*Set problem:* Search the material for the word "time" and report each line where it turns up.

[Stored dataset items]
☆ ☆ ☆ ☆ ☆
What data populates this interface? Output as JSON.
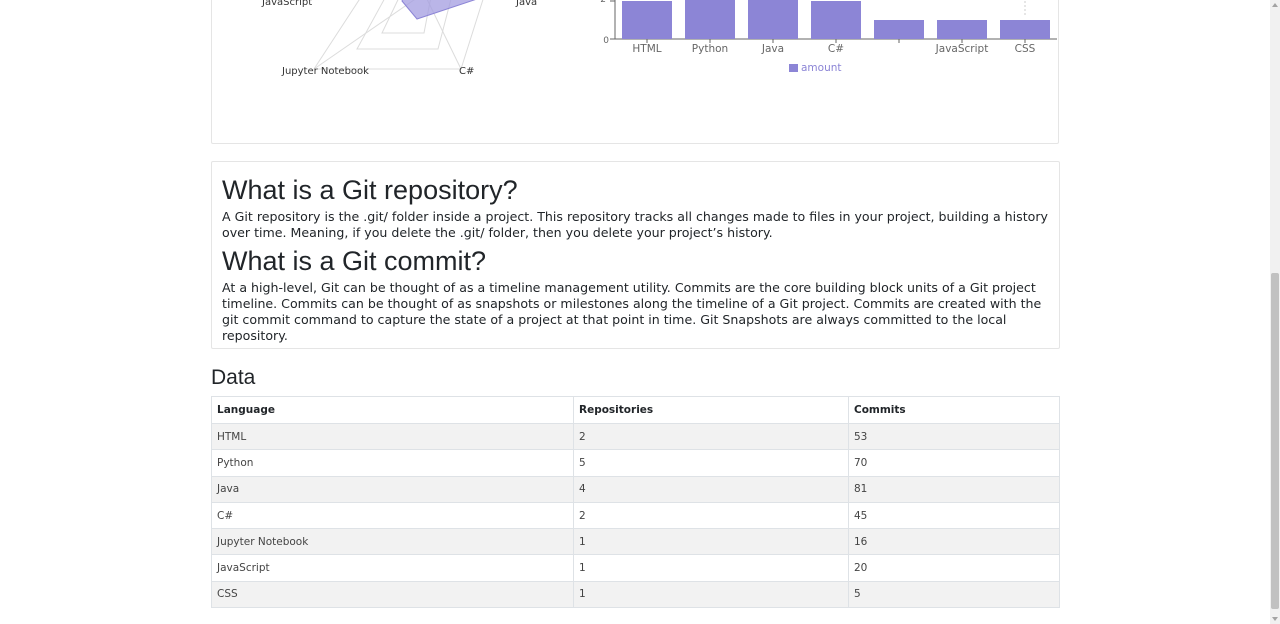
{
  "radar_chart": {
    "visible_labels": [
      "JavaScript",
      "Java",
      "Jupyter Notebook",
      "C#"
    ]
  },
  "chart_data": [
    {
      "type": "bar",
      "categories": [
        "HTML",
        "Python",
        "Java",
        "C#",
        "Jupyter Notebook",
        "JavaScript",
        "CSS"
      ],
      "visible_tick_labels": [
        "HTML",
        "Python",
        "Java",
        "C#",
        "",
        "JavaScript",
        "CSS"
      ],
      "series": [
        {
          "name": "amount",
          "values": [
            2,
            5,
            4,
            2,
            1,
            1,
            1
          ],
          "color": "#8c85d6"
        }
      ],
      "y_ticks_visible": [
        "2",
        "0"
      ],
      "legend": "bottom-center"
    }
  ],
  "sections": [
    {
      "title": "What is a Git repository?",
      "body": "A Git repository is the .git/ folder inside a project. This repository tracks all changes made to files in your project, building a history over time. Meaning, if you delete the .git/ folder, then you delete your project’s history."
    },
    {
      "title": "What is a Git commit?",
      "body": "At a high-level, Git can be thought of as a timeline management utility. Commits are the core building block units of a Git project timeline. Commits can be thought of as snapshots or milestones along the timeline of a Git project. Commits are created with the git commit command to capture the state of a project at that point in time. Git Snapshots are always committed to the local repository."
    }
  ],
  "data_section": {
    "heading": "Data",
    "columns": [
      "Language",
      "Repositories",
      "Commits"
    ],
    "rows": [
      [
        "HTML",
        "2",
        "53"
      ],
      [
        "Python",
        "5",
        "70"
      ],
      [
        "Java",
        "4",
        "81"
      ],
      [
        "C#",
        "2",
        "45"
      ],
      [
        "Jupyter Notebook",
        "1",
        "16"
      ],
      [
        "JavaScript",
        "1",
        "20"
      ],
      [
        "CSS",
        "1",
        "5"
      ]
    ]
  }
}
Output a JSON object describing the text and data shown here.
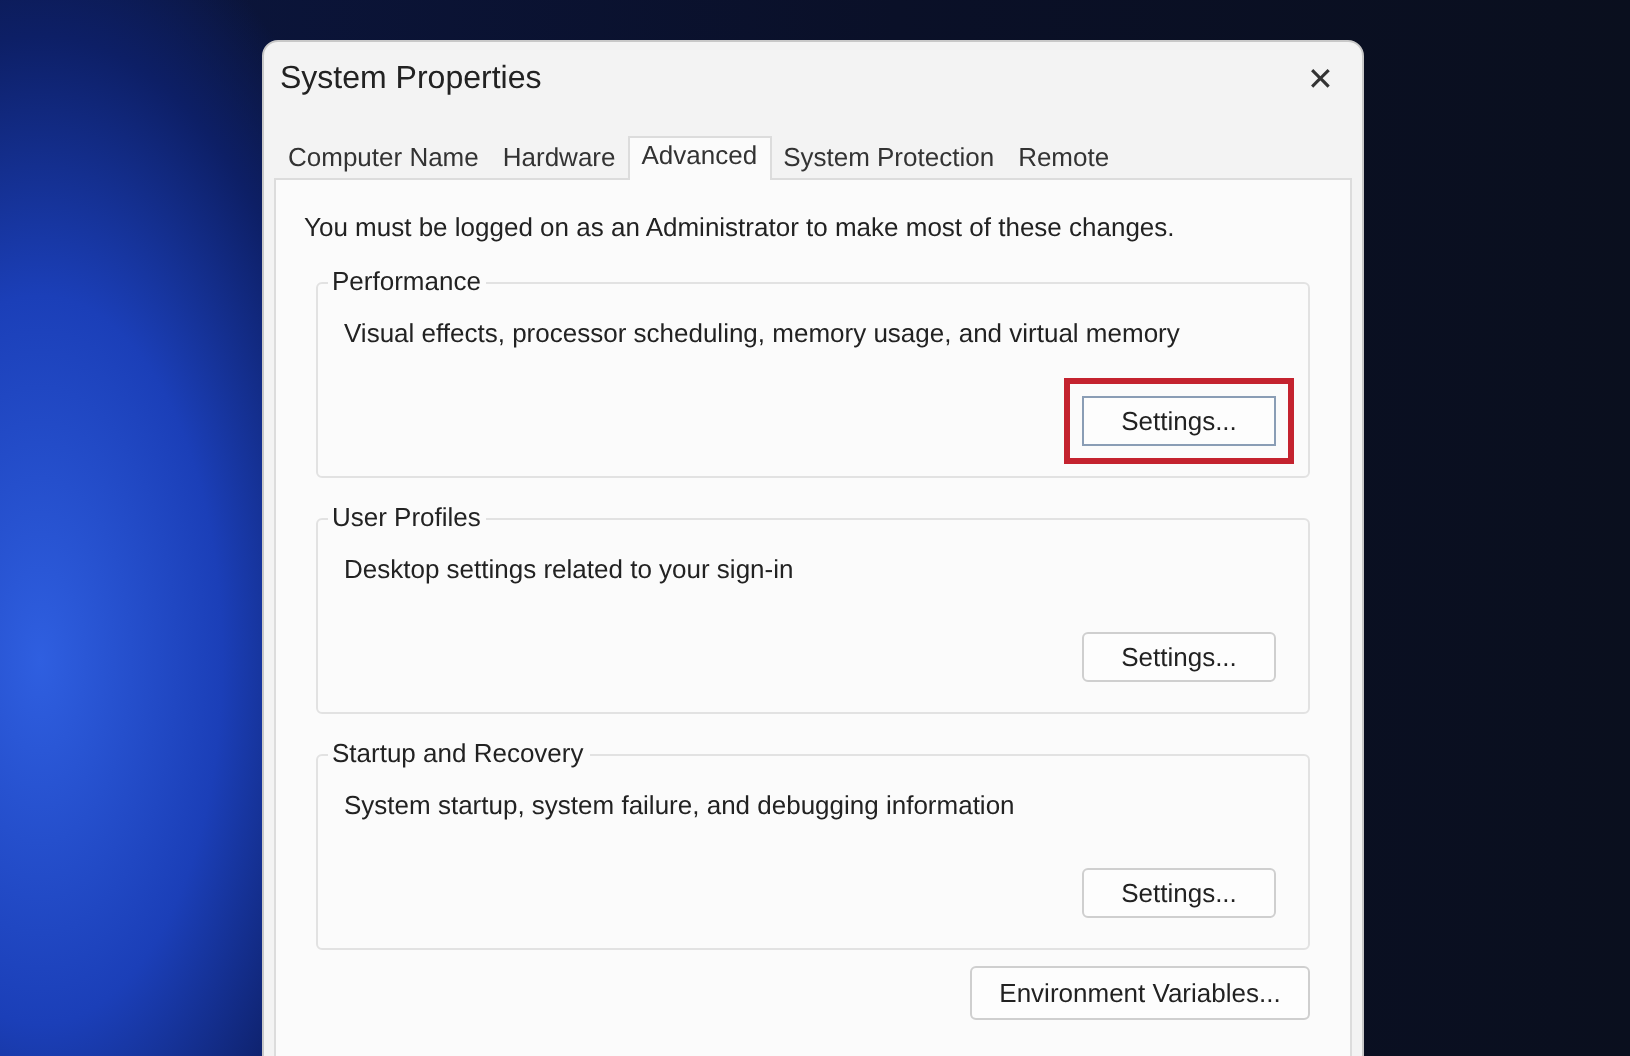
{
  "window": {
    "title": "System Properties",
    "close": "✕"
  },
  "tabs": [
    {
      "label": "Computer Name",
      "selected": false
    },
    {
      "label": "Hardware",
      "selected": false
    },
    {
      "label": "Advanced",
      "selected": true
    },
    {
      "label": "System Protection",
      "selected": false
    },
    {
      "label": "Remote",
      "selected": false
    }
  ],
  "notice": "You must be logged on as an Administrator to make most of these changes.",
  "groups": [
    {
      "title": "Performance",
      "description": "Visual effects, processor scheduling, memory usage, and virtual memory",
      "button": "Settings...",
      "highlighted": true
    },
    {
      "title": "User Profiles",
      "description": "Desktop settings related to your sign-in",
      "button": "Settings...",
      "highlighted": false
    },
    {
      "title": "Startup and Recovery",
      "description": "System startup, system failure, and debugging information",
      "button": "Settings...",
      "highlighted": false
    }
  ],
  "bottom_button": "Environment Variables..."
}
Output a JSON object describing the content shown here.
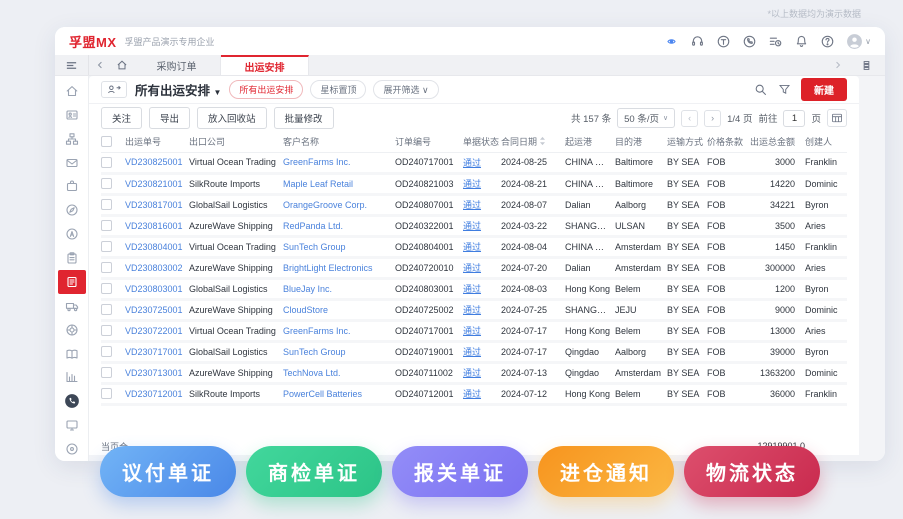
{
  "page": {
    "demo_note": "*以上数据均为演示数据"
  },
  "topbar": {
    "logo": "孚盟MX",
    "company": "孚盟产品演示专用企业",
    "icons": [
      "visibility",
      "headset",
      "ticket",
      "phone",
      "history",
      "bell",
      "help",
      "avatar"
    ]
  },
  "tabbar": {
    "tabs": [
      {
        "label": "采购订单",
        "active": false
      },
      {
        "label": "出运安排",
        "active": true
      }
    ]
  },
  "sidebar": {
    "items": [
      {
        "name": "home",
        "active": false
      },
      {
        "name": "contacts",
        "active": false
      },
      {
        "name": "org",
        "active": false
      },
      {
        "name": "mail",
        "active": false
      },
      {
        "name": "bag",
        "active": false
      },
      {
        "name": "compass",
        "active": false
      },
      {
        "name": "circle-a",
        "active": false
      },
      {
        "name": "clipboard",
        "active": false
      },
      {
        "name": "shipping-doc",
        "active": true
      },
      {
        "name": "truck",
        "active": false
      },
      {
        "name": "lifebuoy",
        "active": false
      },
      {
        "name": "book",
        "active": false
      },
      {
        "name": "chart",
        "active": false
      },
      {
        "name": "whatsapp",
        "active": false
      },
      {
        "name": "monitor",
        "active": false
      },
      {
        "name": "target",
        "active": false
      }
    ]
  },
  "view_header": {
    "title": "所有出运安排",
    "filter_pills": [
      {
        "label": "所有出运安排",
        "active": true,
        "caret": false
      },
      {
        "label": "星标置顶",
        "active": false,
        "caret": false
      },
      {
        "label": "展开筛选",
        "active": false,
        "caret": true
      }
    ],
    "new_button": "新建"
  },
  "toolbar": {
    "buttons": [
      "关注",
      "导出",
      "放入回收站",
      "批量修改"
    ]
  },
  "pagination": {
    "total": "共 157 条",
    "page_size": "50 条/页",
    "page_indicator": "1/4 页",
    "goto_label": "前往",
    "goto_value": "1",
    "goto_unit": "页"
  },
  "table": {
    "headers": [
      "出运单号",
      "出口公司",
      "客户名称",
      "订单编号",
      "单据状态",
      "合同日期",
      "起运港",
      "目的港",
      "运输方式",
      "价格条款",
      "出运总金额",
      "创建人"
    ],
    "sortable_header": "合同日期",
    "rows": [
      [
        "VD230825001",
        "Virtual Ocean Trading",
        "GreenFarms Inc.",
        "OD240717001",
        "通过",
        "2024-08-25",
        "CHINA MA...",
        "Baltimore",
        "BY SEA",
        "FOB",
        "3000",
        "Franklin"
      ],
      [
        "VD230821001",
        "SilkRoute Imports",
        "Maple Leaf Retail",
        "OD240821003",
        "通过",
        "2024-08-21",
        "CHINA MA...",
        "Baltimore",
        "BY SEA",
        "FOB",
        "14220",
        "Dominic"
      ],
      [
        "VD230817001",
        "GlobalSail Logistics",
        "OrangeGroove Corp.",
        "OD240807001",
        "通过",
        "2024-08-07",
        "Dalian",
        "Aalborg",
        "BY SEA",
        "FOB",
        "34221",
        "Byron"
      ],
      [
        "VD230816001",
        "AzureWave Shipping",
        "RedPanda Ltd.",
        "OD240322001",
        "通过",
        "2024-03-22",
        "SHANGHAI",
        "ULSAN",
        "BY SEA",
        "FOB",
        "3500",
        "Aries"
      ],
      [
        "VD230804001",
        "Virtual Ocean Trading",
        "SunTech Group",
        "OD240804001",
        "通过",
        "2024-08-04",
        "CHINA MA...",
        "Amsterdam",
        "BY SEA",
        "FOB",
        "1450",
        "Franklin"
      ],
      [
        "VD230803002",
        "AzureWave Shipping",
        "BrightLight Electronics",
        "OD240720010",
        "通过",
        "2024-07-20",
        "Dalian",
        "Amsterdam",
        "BY SEA",
        "FOB",
        "300000",
        "Aries"
      ],
      [
        "VD230803001",
        "GlobalSail Logistics",
        "BlueJay Inc.",
        "OD240803001",
        "通过",
        "2024-08-03",
        "Hong Kong",
        "Belem",
        "BY SEA",
        "FOB",
        "1200",
        "Byron"
      ],
      [
        "VD230725001",
        "AzureWave Shipping",
        "CloudStore",
        "OD240725002",
        "通过",
        "2024-07-25",
        "SHANGHAI",
        "JEJU",
        "BY SEA",
        "FOB",
        "9000",
        "Dominic"
      ],
      [
        "VD230722001",
        "Virtual Ocean Trading",
        "GreenFarms Inc.",
        "OD240717001",
        "通过",
        "2024-07-17",
        "Hong Kong",
        "Belem",
        "BY SEA",
        "FOB",
        "13000",
        "Aries"
      ],
      [
        "VD230717001",
        "GlobalSail Logistics",
        "SunTech Group",
        "OD240719001",
        "通过",
        "2024-07-17",
        "Qingdao",
        "Aalborg",
        "BY SEA",
        "FOB",
        "39000",
        "Byron"
      ],
      [
        "VD230713001",
        "AzureWave Shipping",
        "TechNova Ltd.",
        "OD240711002",
        "通过",
        "2024-07-13",
        "Qingdao",
        "Amsterdam",
        "BY SEA",
        "FOB",
        "1363200",
        "Dominic"
      ],
      [
        "VD230712001",
        "SilkRoute Imports",
        "PowerCell Batteries",
        "OD240712001",
        "通过",
        "2024-07-12",
        "Hong Kong",
        "Belem",
        "BY SEA",
        "FOB",
        "36000",
        "Franklin"
      ]
    ]
  },
  "footer": {
    "page_total_label": "当页合",
    "page_total_value": "12919901.0"
  },
  "action_buttons": [
    {
      "label": "议付单证",
      "gradient_from": "#72b4f6",
      "gradient_to": "#4a88e8"
    },
    {
      "label": "商检单证",
      "gradient_from": "#42d79c",
      "gradient_to": "#2cc487"
    },
    {
      "label": "报关单证",
      "gradient_from": "#938df8",
      "gradient_to": "#7b71f1"
    },
    {
      "label": "进仓通知",
      "gradient_from": "#f7941e",
      "gradient_to": "#fbb742"
    },
    {
      "label": "物流状态",
      "gradient_from": "#dd4f6d",
      "gradient_to": "#c92a4e"
    }
  ],
  "colors": {
    "accent_red": "#e02530",
    "link_blue": "#4a82dc",
    "status_blue": "#3f7de0"
  }
}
☆ ☆ ☆ ☆ ☆
*Solution to the exercise:*
      "body": "A Git repository is the .git/ folder inside a project. This repository tracks all changes made to files in your project, building a history over time. Meaning, if you delete the .git/ folder, then you delete your project’s history."
      "body": "At a high-level, Git can be thought of as a timeline management utility. Commits are the core building block units of a Git project timeline. Commits can be thought of as snapshots or milestones along the timeline of a Git project. Commits are created with the git commit command to capture the state of a project at that point in time. Git Snapshots are always committed to the local repository."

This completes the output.